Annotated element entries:
[start]

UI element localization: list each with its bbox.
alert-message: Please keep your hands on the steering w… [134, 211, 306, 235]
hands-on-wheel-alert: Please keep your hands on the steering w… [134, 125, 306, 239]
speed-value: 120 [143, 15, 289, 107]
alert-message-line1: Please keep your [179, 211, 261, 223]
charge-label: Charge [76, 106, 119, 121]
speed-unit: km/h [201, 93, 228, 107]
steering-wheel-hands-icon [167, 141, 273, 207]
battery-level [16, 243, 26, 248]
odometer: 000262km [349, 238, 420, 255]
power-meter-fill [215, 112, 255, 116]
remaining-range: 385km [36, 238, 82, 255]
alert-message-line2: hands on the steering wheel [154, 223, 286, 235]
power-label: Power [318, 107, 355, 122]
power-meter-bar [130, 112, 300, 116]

[end]

[REQUIREMENT] Copy every line of the records above verbatim, keeping each character, bracketed value, and line break unchanged.

[RESPONSE TO THE TASK]
UI element localization: list each with its bbox.
alert-message: Please keep your hands on the steering w… [134, 211, 306, 235]
hands-on-wheel-alert: Please keep your hands on the steering w… [134, 125, 306, 239]
speed-value: 120 [143, 15, 289, 107]
alert-message-line1: Please keep your [179, 211, 261, 223]
charge-label: Charge [76, 106, 119, 121]
speed-unit: km/h [201, 93, 228, 107]
steering-wheel-hands-icon [167, 141, 273, 207]
battery-level [16, 243, 26, 248]
odometer: 000262km [349, 238, 420, 255]
power-meter-fill [215, 112, 255, 116]
remaining-range: 385km [36, 238, 82, 255]
alert-message-line2: hands on the steering wheel [154, 223, 286, 235]
power-label: Power [318, 107, 355, 122]
power-meter-bar [130, 112, 300, 116]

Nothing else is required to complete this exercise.